## [Work instructions]
Every line below should come back exactly as written, though the pictures stay out.

(Dataset entries on figures)
::::::

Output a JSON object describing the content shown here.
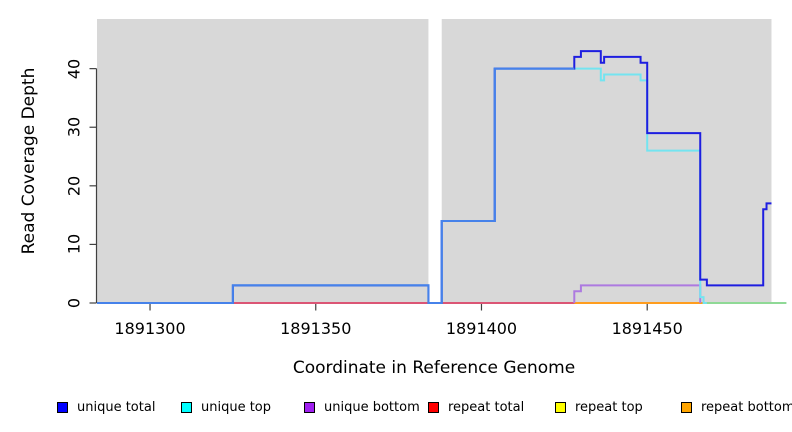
{
  "chart_data": {
    "type": "line",
    "subtype": "step",
    "title": "",
    "xlabel": "Coordinate in Reference Genome",
    "ylabel": "Read Coverage Depth",
    "x_ticks": [
      1891300,
      1891350,
      1891400,
      1891450
    ],
    "y_ticks": [
      0,
      10,
      20,
      30,
      40
    ],
    "xlim": [
      1891284,
      1891487.5
    ],
    "ylim": [
      0,
      48.5
    ],
    "grid": false,
    "plot_bg_color": "#d8d8d8",
    "no_data_gap": {
      "from": 1891384,
      "to": 1891388
    },
    "series": [
      {
        "name": "repeat total",
        "legend_color": "#ff0000",
        "line_color": "#db5575",
        "steps": [
          [
            1891284,
            0
          ]
        ],
        "end": 1891487.5
      },
      {
        "name": "repeat bottom",
        "legend_color": "#ffa500",
        "line_color": "#ff9d1e",
        "steps": [
          [
            1891428,
            0
          ]
        ],
        "end": 1891467
      },
      {
        "name": "repeat top",
        "legend_color": "#ffff00",
        "line_color": "#8fd996",
        "steps": [
          [
            1891467,
            0
          ]
        ],
        "end": 1891492
      },
      {
        "name": "unique bottom",
        "legend_color": "#a020f0",
        "line_color": "#ad7ae0",
        "steps": [
          [
            1891428,
            0
          ],
          [
            1891428,
            2
          ],
          [
            1891430,
            3
          ],
          [
            1891466,
            0
          ]
        ],
        "end": 1891466
      },
      {
        "name": "unique top",
        "legend_color": "#00ffff",
        "line_color": "#74e4f0",
        "steps": [
          [
            1891284,
            0
          ],
          [
            1891325,
            3
          ],
          [
            1891384,
            0
          ],
          [
            1891388,
            14
          ],
          [
            1891404,
            40
          ],
          [
            1891436,
            38
          ],
          [
            1891437,
            39
          ],
          [
            1891448,
            38
          ],
          [
            1891450,
            26
          ],
          [
            1891466,
            1
          ],
          [
            1891467,
            0
          ]
        ],
        "end": 1891468
      },
      {
        "name": "unique total",
        "legend_color": "#0000ff",
        "line_color": "#1e1ee0",
        "overlap_color": "#4682ea",
        "overlap_until": 1891428,
        "steps": [
          [
            1891284,
            0
          ],
          [
            1891325,
            3
          ],
          [
            1891384,
            0
          ],
          [
            1891388,
            14
          ],
          [
            1891404,
            40
          ],
          [
            1891428,
            42
          ],
          [
            1891430,
            43
          ],
          [
            1891436,
            41
          ],
          [
            1891437,
            42
          ],
          [
            1891448,
            41
          ],
          [
            1891450,
            29
          ],
          [
            1891466,
            4
          ],
          [
            1891468,
            3
          ],
          [
            1891485,
            16
          ],
          [
            1891486,
            17
          ]
        ],
        "end": 1891487.5
      }
    ],
    "legend": [
      {
        "label": "unique total",
        "color": "#0000ff"
      },
      {
        "label": "unique top",
        "color": "#00ffff"
      },
      {
        "label": "unique bottom",
        "color": "#a020f0"
      },
      {
        "label": "repeat total",
        "color": "#ff0000"
      },
      {
        "label": "repeat top",
        "color": "#ffff00"
      },
      {
        "label": "repeat bottom",
        "color": "#ffa500"
      }
    ]
  }
}
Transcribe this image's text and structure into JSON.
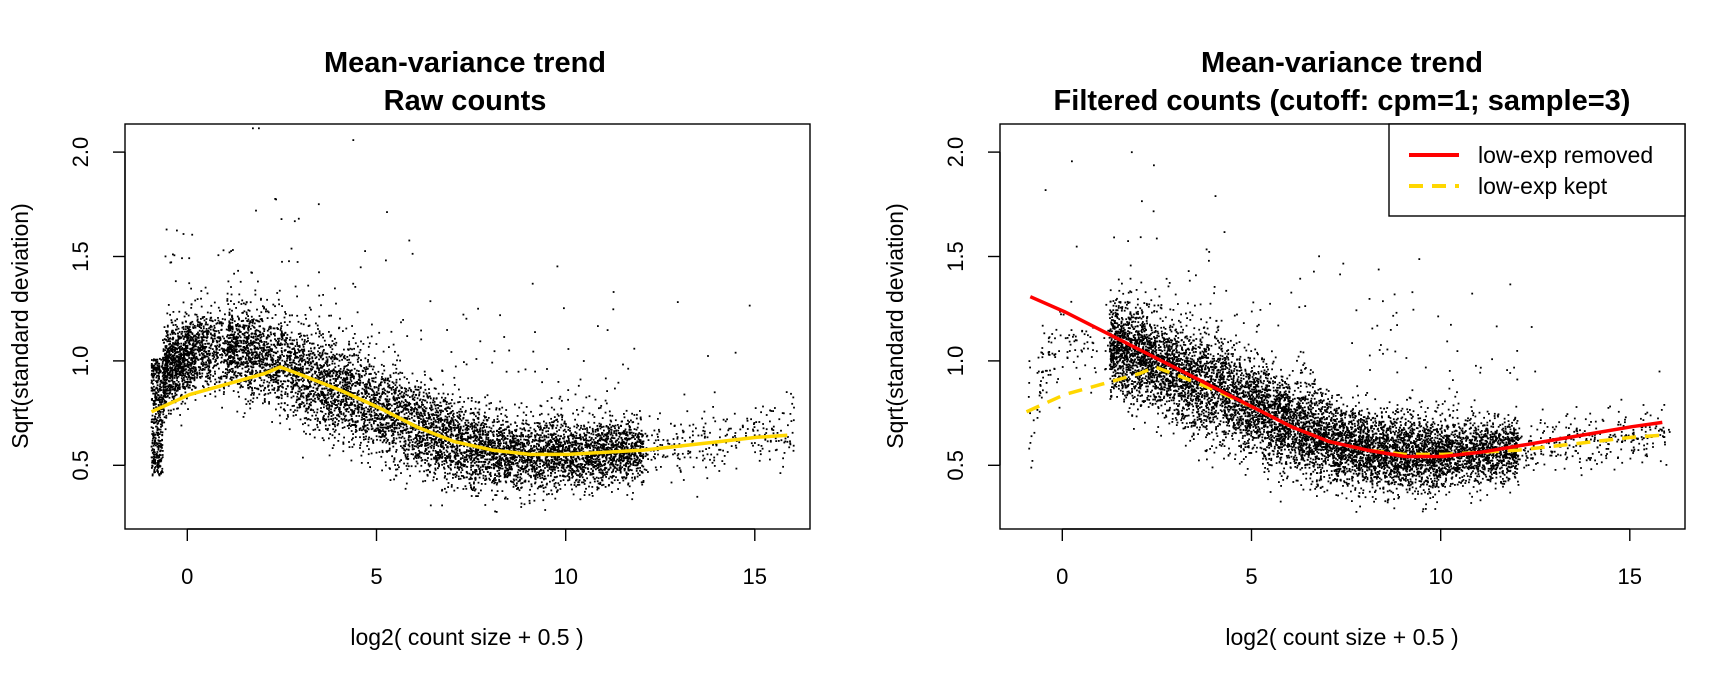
{
  "chart_data": [
    {
      "type": "scatter",
      "title": "Mean-variance trend",
      "subtitle": "Raw counts",
      "xlabel": "log2( count size + 0.5 )",
      "ylabel": "Sqrt(standard deviation)",
      "xlim": [
        -1.7,
        16.4
      ],
      "ylim": [
        0.2,
        2.1
      ],
      "xticks": [
        0,
        5,
        10,
        15
      ],
      "xtick_labels": [
        "0",
        "5",
        "10",
        "15"
      ],
      "yticks": [
        0.5,
        1.0,
        1.5,
        2.0
      ],
      "ytick_labels": [
        "0.5",
        "1.0",
        "1.5",
        "2.0"
      ],
      "grid": false,
      "legend": null,
      "series": [
        {
          "type": "line",
          "color": "#FFD700",
          "dash": "solid",
          "x": [
            -1,
            0,
            1,
            2,
            2.4,
            3,
            4,
            5,
            6,
            7,
            8,
            9,
            10,
            11,
            12,
            13,
            14,
            15,
            15.8
          ],
          "y": [
            0.75,
            0.83,
            0.88,
            0.93,
            0.96,
            0.92,
            0.85,
            0.77,
            0.68,
            0.61,
            0.57,
            0.55,
            0.55,
            0.56,
            0.57,
            0.59,
            0.61,
            0.63,
            0.64
          ]
        }
      ],
      "scatter_color": "#000000",
      "scatter_note": "dense cloud of gene points"
    },
    {
      "type": "scatter",
      "title": "Mean-variance trend",
      "subtitle": "Filtered counts (cutoff: cpm=1; sample=3)",
      "xlabel": "log2( count size + 0.5 )",
      "ylabel": "Sqrt(standard deviation)",
      "xlim": [
        -1.7,
        16.4
      ],
      "ylim": [
        0.2,
        2.1
      ],
      "xticks": [
        0,
        5,
        10,
        15
      ],
      "xtick_labels": [
        "0",
        "5",
        "10",
        "15"
      ],
      "yticks": [
        0.5,
        1.0,
        1.5,
        2.0
      ],
      "ytick_labels": [
        "0.5",
        "1.0",
        "1.5",
        "2.0"
      ],
      "grid": false,
      "legend": {
        "position": "top-right",
        "entries": [
          {
            "label": "low-exp removed",
            "color": "#FF0000",
            "dash": "solid"
          },
          {
            "label": "low-exp kept",
            "color": "#FFD700",
            "dash": "dashed"
          }
        ]
      },
      "series": [
        {
          "name": "low-exp removed",
          "type": "line",
          "color": "#FF0000",
          "dash": "solid",
          "x": [
            -0.9,
            0,
            1,
            2,
            3,
            4,
            5,
            6,
            7,
            8,
            9,
            10,
            11,
            12,
            13,
            14,
            15,
            15.8
          ],
          "y": [
            1.29,
            1.22,
            1.13,
            1.04,
            0.95,
            0.86,
            0.77,
            0.68,
            0.61,
            0.57,
            0.54,
            0.54,
            0.56,
            0.59,
            0.62,
            0.65,
            0.68,
            0.7
          ]
        },
        {
          "name": "low-exp kept",
          "type": "line",
          "color": "#FFD700",
          "dash": "dashed",
          "x": [
            -1,
            0,
            1,
            2,
            2.4,
            3,
            4,
            5,
            6,
            7,
            8,
            9,
            10,
            11,
            12,
            13,
            14,
            15,
            15.8
          ],
          "y": [
            0.75,
            0.83,
            0.88,
            0.93,
            0.96,
            0.92,
            0.85,
            0.77,
            0.68,
            0.61,
            0.57,
            0.55,
            0.55,
            0.56,
            0.57,
            0.59,
            0.61,
            0.63,
            0.64
          ]
        }
      ],
      "scatter_color": "#000000",
      "scatter_note": "dense cloud of gene points (low-expression genes removed)"
    }
  ]
}
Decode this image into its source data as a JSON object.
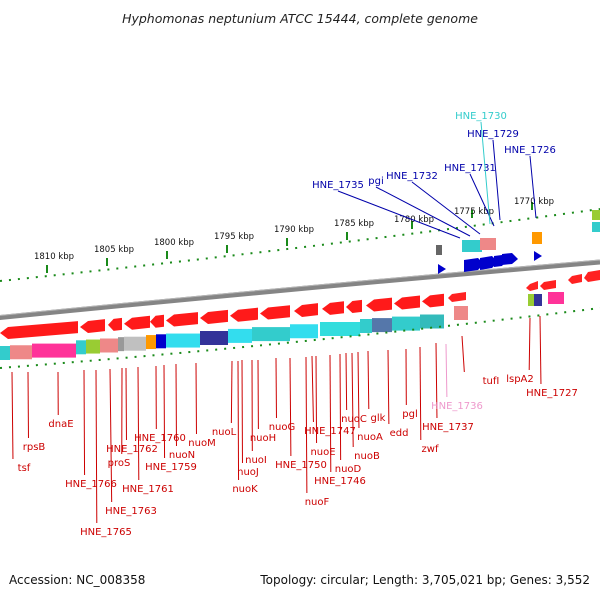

::::::

## [Response box]
Output a JSON object describing the content shown here.
{
  "chart_data": {
    "type": "line",
    "subtype": "step",
    "title": "",
    "xlabel": "Coordinate in Reference Genome",
    "ylabel": "Read Coverage Depth",
    "x_ticks": [
      1891300,
      1891350,
      1891400,
      1891450
    ],
    "y_ticks": [
      0,
      10,
      20,
      30,
      40
    ],
    "xlim": [
      1891284,
      1891487.5
    ],
    "ylim": [
      0,
      48.5
    ],
    "grid": false,
    "plot_bg_color": "#d8d8d8",
    "no_data_gap": {
      "from": 1891384,
      "to": 1891388
    },
    "series": [
      {
        "name": "repeat total",
        "legend_color": "#ff0000",
        "line_color": "#db5575",
        "steps": [
          [
            1891284,
            0
          ]
        ],
        "end": 1891487.5
      },
      {
        "name": "repeat bottom",
        "legend_color": "#ffa500",
        "line_color": "#ff9d1e",
        "steps": [
          [
            1891428,
            0
          ]
        ],
        "end": 1891467
      },
      {
        "name": "repeat top",
        "legend_color": "#ffff00",
        "line_color": "#8fd996",
        "steps": [
          [
            1891467,
            0
          ]
        ],
        "end": 1891492
      },
      {
        "name": "unique bottom",
        "legend_color": "#a020f0",
        "line_color": "#ad7ae0",
        "steps": [
          [
            1891428,
            0
          ],
          [
            1891428,
            2
          ],
          [
            1891430,
            3
          ],
          [
            1891466,
            0
          ]
        ],
        "end": 1891466
      },
      {
        "name": "unique top",
        "legend_color": "#00ffff",
        "line_color": "#74e4f0",
        "steps": [
          [
            1891284,
            0
          ],
          [
            1891325,
            3
          ],
          [
            1891384,
            0
          ],
          [
            1891388,
            14
          ],
          [
            1891404,
            40
          ],
          [
            1891436,
            38
          ],
          [
            1891437,
            39
          ],
          [
            1891448,
            38
          ],
          [
            1891450,
            26
          ],
          [
            1891466,
            1
          ],
          [
            1891467,
            0
          ]
        ],
        "end": 1891468
      },
      {
        "name": "unique total",
        "legend_color": "#0000ff",
        "line_color": "#1e1ee0",
        "overlap_color": "#4682ea",
        "overlap_until": 1891428,
        "steps": [
          [
            1891284,
            0
          ],
          [
            1891325,
            3
          ],
          [
            1891384,
            0
          ],
          [
            1891388,
            14
          ],
          [
            1891404,
            40
          ],
          [
            1891428,
            42
          ],
          [
            1891430,
            43
          ],
          [
            1891436,
            41
          ],
          [
            1891437,
            42
          ],
          [
            1891448,
            41
          ],
          [
            1891450,
            29
          ],
          [
            1891466,
            4
          ],
          [
            1891468,
            3
          ],
          [
            1891485,
            16
          ],
          [
            1891486,
            17
          ]
        ],
        "end": 1891487.5
      }
    ],
    "legend": [
      {
        "label": "unique total",
        "color": "#0000ff"
      },
      {
        "label": "unique top",
        "color": "#00ffff"
      },
      {
        "label": "unique bottom",
        "color": "#a020f0"
      },
      {
        "label": "repeat total",
        "color": "#ff0000"
      },
      {
        "label": "repeat top",
        "color": "#ffff00"
      },
      {
        "label": "repeat bottom",
        "color": "#ffa500"
      }
    ]
  }
}
Transcribe this image's text and structure into JSON.
{
  "chart_data": [
    {
      "type": "scatter",
      "title": "Mean-variance trend",
      "subtitle": "Raw counts",
      "xlabel": "log2( count size + 0.5 )",
      "ylabel": "Sqrt(standard deviation)",
      "xlim": [
        -1.7,
        16.4
      ],
      "ylim": [
        0.2,
        2.1
      ],
      "xticks": [
        0,
        5,
        10,
        15
      ],
      "xtick_labels": [
        "0",
        "5",
        "10",
        "15"
      ],
      "yticks": [
        0.5,
        1.0,
        1.5,
        2.0
      ],
      "ytick_labels": [
        "0.5",
        "1.0",
        "1.5",
        "2.0"
      ],
      "grid": false,
      "legend": null,
      "series": [
        {
          "type": "line",
          "color": "#FFD700",
          "dash": "solid",
          "x": [
            -1,
            0,
            1,
            2,
            2.4,
            3,
            4,
            5,
            6,
            7,
            8,
            9,
            10,
            11,
            12,
            13,
            14,
            15,
            15.8
          ],
          "y": [
            0.75,
            0.83,
            0.88,
            0.93,
            0.96,
            0.92,
            0.85,
            0.77,
            0.68,
            0.61,
            0.57,
            0.55,
            0.55,
            0.56,
            0.57,
            0.59,
            0.61,
            0.63,
            0.64
          ]
        }
      ],
      "scatter_color": "#000000",
      "scatter_note": "dense cloud of gene points"
    },
    {
      "type": "scatter",
      "title": "Mean-variance trend",
      "subtitle": "Filtered counts (cutoff: cpm=1; sample=3)",
      "xlabel": "log2( count size + 0.5 )",
      "ylabel": "Sqrt(standard deviation)",
      "xlim": [
        -1.7,
        16.4
      ],
      "ylim": [
        0.2,
        2.1
      ],
      "xticks": [
        0,
        5,
        10,
        15
      ],
      "xtick_labels": [
        "0",
        "5",
        "10",
        "15"
      ],
      "yticks": [
        0.5,
        1.0,
        1.5,
        2.0
      ],
      "ytick_labels": [
        "0.5",
        "1.0",
        "1.5",
        "2.0"
      ],
      "grid": false,
      "legend": {
        "position": "top-right",
        "entries": [
          {
            "label": "low-exp removed",
            "color": "#FF0000",
            "dash": "solid"
          },
          {
            "label": "low-exp kept",
            "color": "#FFD700",
            "dash": "dashed"
          }
        ]
      },
      "series": [
        {
          "name": "low-exp removed",
          "type": "line",
          "color": "#FF0000",
          "dash": "solid",
          "x": [
            -0.9,
            0,
            1,
            2,
            3,
            4,
            5,
            6,
            7,
            8,
            9,
            10,
            11,
            12,
            13,
            14,
            15,
            15.8
          ],
          "y": [
            1.29,
            1.22,
            1.13,
            1.04,
            0.95,
            0.86,
            0.77,
            0.68,
            0.61,
            0.57,
            0.54,
            0.54,
            0.56,
            0.59,
            0.62,
            0.65,
            0.68,
            0.7
          ]
        },
        {
          "name": "low-exp kept",
          "type": "line",
          "color": "#FFD700",
          "dash": "dashed",
          "x": [
            -1,
            0,
            1,
            2,
            2.4,
            3,
            4,
            5,
            6,
            7,
            8,
            9,
            10,
            11,
            12,
            13,
            14,
            15,
            15.8
          ],
          "y": [
            0.75,
            0.83,
            0.88,
            0.93,
            0.96,
            0.92,
            0.85,
            0.77,
            0.68,
            0.61,
            0.57,
            0.55,
            0.55,
            0.56,
            0.57,
            0.59,
            0.61,
            0.63,
            0.64
          ]
        }
      ],
      "scatter_color": "#000000",
      "scatter_note": "dense cloud of gene points (low-expression genes removed)"
    }
  ]
}
Decode this image into its source data as a JSON object.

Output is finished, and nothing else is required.